:: Record extracts ::

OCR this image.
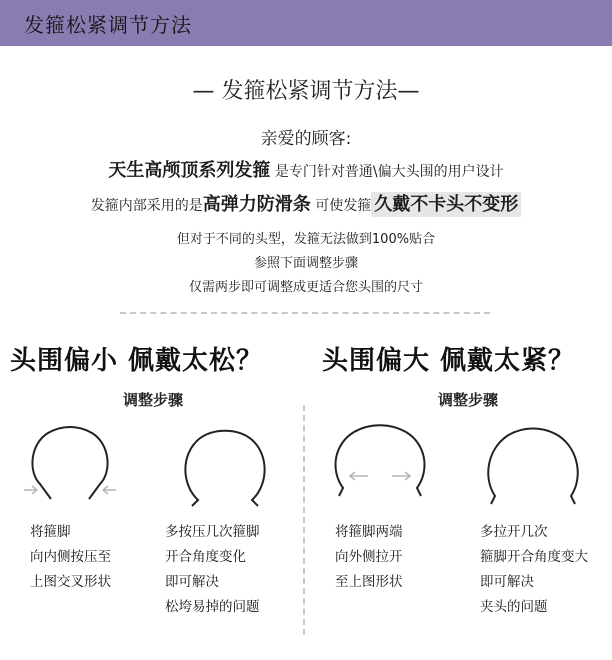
发箍松紧调节方法
— 发箍松紧调节方法—
亲爱的顾客:
天生高颅顶系列发箍 是专门针对普通\偏大头围的用户设计
发箍内部采用的是高弹力防滑条 可使发箍 久戴不卡头不变形
但对于不同的头型，发箍无法做到100%贴合
参照下面调整步骤
仅需两步即可调整成更适合您头围的尺寸
头围偏小 佩戴太松？
调整步骤
将箍脚
向内侧按压至
上图交叉形状
多按压几次箍脚
开合角度变化
即可解决
松垮易掉的问题
头围偏大 佩戴太紧？
调整步骤
将箍脚两端
向外侧拉开
至上图形状
多拉开几次
箍脚开合角度变大
即可解决
夹头的问题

:::

Working from the lines above, reproduce the material exactly and exclude its pictures.

Exercise solution:
OCR this image.
发箍松紧调节方法
— 发箍松紧调节方法—
亲爱的顾客:
天生高颅顶系列发箍 是专门针对普通\偏大头围的用户设计
发箍内部采用的是高弹力防滑条 可使发箍 久戴不卡头不变形
但对于不同的头型，发箍无法做到100%贴合
参照下面调整步骤
仅需两步即可调整成更适合您头围的尺寸
头围偏小 佩戴太松？
调整步骤
将箍脚
向内侧按压至
上图交叉形状
多按压几次箍脚
开合角度变化
即可解决
松垮易掉的问题
头围偏大 佩戴太紧？
调整步骤
将箍脚两端
向外侧拉开
至上图形状
多拉开几次
箍脚开合角度变大
即可解决
夹头的问题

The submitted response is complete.